Data supplied:
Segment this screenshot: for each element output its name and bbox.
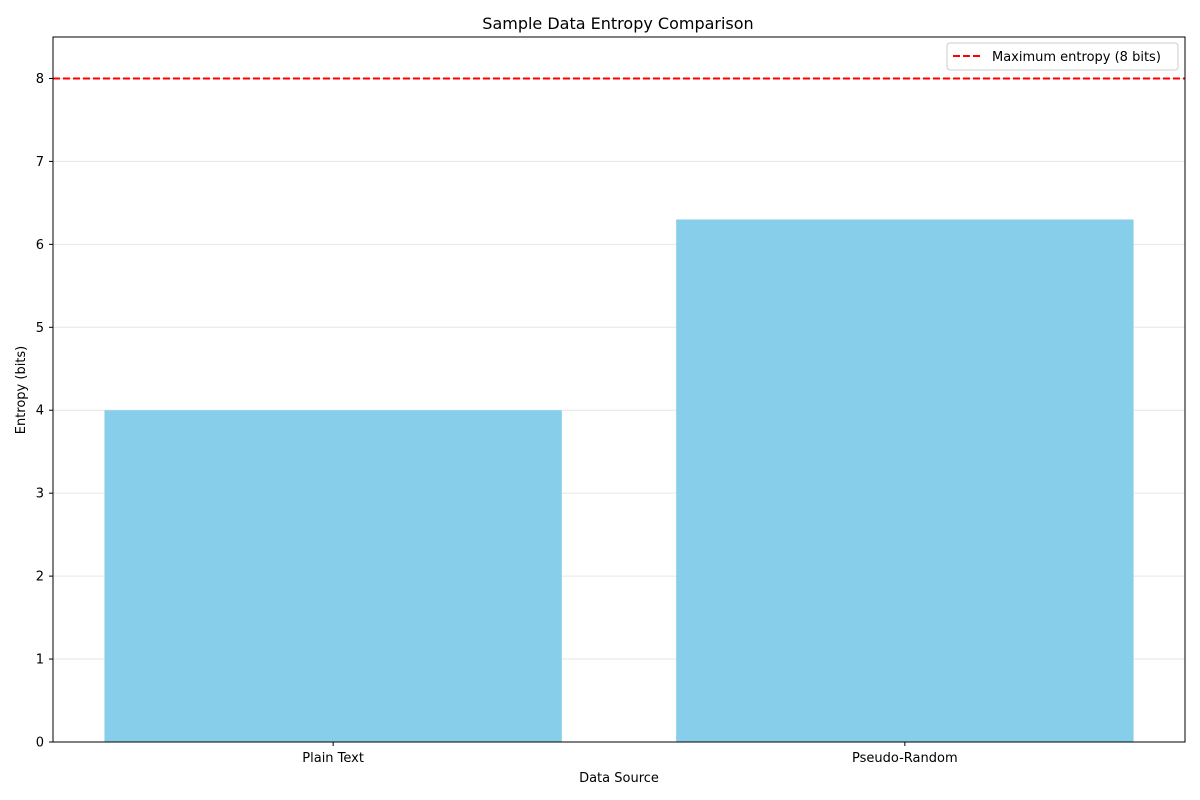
bars [104,219,1134,742]
y-tick-label: 6 [36,238,44,253]
y-tick-label: 0 [36,736,44,751]
legend-entry-max-entropy: Maximum entropy (8 bits) [992,50,1161,65]
x-tick-label: Plain Text [302,751,364,766]
y-tick-label: 1 [36,653,44,668]
x-axis-label: Data Source [579,771,659,786]
y-tick-label: 3 [36,487,44,502]
x-axis-ticks: Plain Text Pseudo-Random [302,742,958,766]
y-axis-ticks: 0 1 2 3 4 5 6 7 8 [36,72,53,751]
y-tick-label: 5 [36,321,44,336]
y-tick-label: 4 [36,404,44,419]
y-axis-label: Entropy (bits) [14,346,29,435]
chart-title: Sample Data Entropy Comparison [482,14,753,33]
x-tick-label: Pseudo-Random [852,751,958,766]
plot-frame [52,36,1186,743]
y-tick-label: 7 [36,155,44,170]
legend: Maximum entropy (8 bits) [946,42,1179,71]
legend-box [946,42,1179,71]
y-tick-label: 2 [36,570,44,585]
y-tick-label: 8 [36,72,44,87]
bar-pseudo-random [676,219,1134,742]
bar-plain-text [104,410,562,742]
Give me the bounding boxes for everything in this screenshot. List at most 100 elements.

What is asked:
Copy every line of the listing above word for word, leaving out the pictures.

Exercise solution:
Segment this screenshot: for each element output its name and bbox.
bars [104,219,1134,742]
y-tick-label: 6 [36,238,44,253]
y-tick-label: 0 [36,736,44,751]
legend-entry-max-entropy: Maximum entropy (8 bits) [992,50,1161,65]
x-tick-label: Plain Text [302,751,364,766]
y-tick-label: 1 [36,653,44,668]
x-axis-label: Data Source [579,771,659,786]
y-tick-label: 3 [36,487,44,502]
x-axis-ticks: Plain Text Pseudo-Random [302,742,958,766]
y-axis-ticks: 0 1 2 3 4 5 6 7 8 [36,72,53,751]
y-tick-label: 5 [36,321,44,336]
y-tick-label: 4 [36,404,44,419]
y-axis-label: Entropy (bits) [14,346,29,435]
chart-title: Sample Data Entropy Comparison [482,14,753,33]
x-tick-label: Pseudo-Random [852,751,958,766]
plot-frame [52,36,1186,743]
y-tick-label: 7 [36,155,44,170]
legend: Maximum entropy (8 bits) [946,42,1179,71]
legend-box [946,42,1179,71]
y-tick-label: 2 [36,570,44,585]
y-tick-label: 8 [36,72,44,87]
bar-pseudo-random [676,219,1134,742]
bar-plain-text [104,410,562,742]
Give me the bounding boxes for everything in this screenshot. List at most 100 elements.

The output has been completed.